(Records contained in a dataset)

* * *

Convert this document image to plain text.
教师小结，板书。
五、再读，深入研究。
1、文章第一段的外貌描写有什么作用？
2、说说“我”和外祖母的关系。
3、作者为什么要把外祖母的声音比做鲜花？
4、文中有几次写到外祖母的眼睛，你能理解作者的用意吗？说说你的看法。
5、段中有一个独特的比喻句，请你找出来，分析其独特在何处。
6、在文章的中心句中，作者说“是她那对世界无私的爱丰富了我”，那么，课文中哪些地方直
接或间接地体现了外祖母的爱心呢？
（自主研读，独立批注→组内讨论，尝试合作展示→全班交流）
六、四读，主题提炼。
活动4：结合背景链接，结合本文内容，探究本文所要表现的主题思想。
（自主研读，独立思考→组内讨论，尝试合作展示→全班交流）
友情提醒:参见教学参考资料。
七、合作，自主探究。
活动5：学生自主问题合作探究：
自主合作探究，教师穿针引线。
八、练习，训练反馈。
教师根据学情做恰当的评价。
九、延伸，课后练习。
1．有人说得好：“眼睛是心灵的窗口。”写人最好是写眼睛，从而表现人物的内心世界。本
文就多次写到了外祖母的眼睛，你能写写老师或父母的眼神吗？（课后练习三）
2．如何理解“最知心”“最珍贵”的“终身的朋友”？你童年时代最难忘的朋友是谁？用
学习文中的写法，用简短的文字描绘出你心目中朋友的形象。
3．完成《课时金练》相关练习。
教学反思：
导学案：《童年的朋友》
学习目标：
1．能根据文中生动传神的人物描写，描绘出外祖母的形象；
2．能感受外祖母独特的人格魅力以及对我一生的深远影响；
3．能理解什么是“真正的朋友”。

* * *

GIVEN EXERCISE
Can you restate every record above word for word?

FINAL RESULT
Convert this document image to plain text.
教师小结，板书。
五、再读，深入研究。
1、文章第一段的外貌描写有什么作用？
2、说说“我”和外祖母的关系。
3、作者为什么要把外祖母的声音比做鲜花？
4、文中有几次写到外祖母的眼睛，你能理解作者的用意吗？说说你的看法。
5、段中有一个独特的比喻句，请你找出来，分析其独特在何处。
6、在文章的中心句中，作者说“是她那对世界无私的爱丰富了我”，那么，课文中哪些地方直
接或间接地体现了外祖母的爱心呢？
（自主研读，独立批注→组内讨论，尝试合作展示→全班交流）
六、四读，主题提炼。
活动4：结合背景链接，结合本文内容，探究本文所要表现的主题思想。
（自主研读，独立思考→组内讨论，尝试合作展示→全班交流）
友情提醒:参见教学参考资料。
七、合作，自主探究。
活动5：学生自主问题合作探究：
自主合作探究，教师穿针引线。
八、练习，训练反馈。
教师根据学情做恰当的评价。
九、延伸，课后练习。
1．有人说得好：“眼睛是心灵的窗口。”写人最好是写眼睛，从而表现人物的内心世界。本
文就多次写到了外祖母的眼睛，你能写写老师或父母的眼神吗？（课后练习三）
2．如何理解“最知心”“最珍贵”的“终身的朋友”？你童年时代最难忘的朋友是谁？用
学习文中的写法，用简短的文字描绘出你心目中朋友的形象。
3．完成《课时金练》相关练习。
教学反思：
导学案：《童年的朋友》
学习目标：
1．能根据文中生动传神的人物描写，描绘出外祖母的形象；
2．能感受外祖母独特的人格魅力以及对我一生的深远影响；
3．能理解什么是“真正的朋友”。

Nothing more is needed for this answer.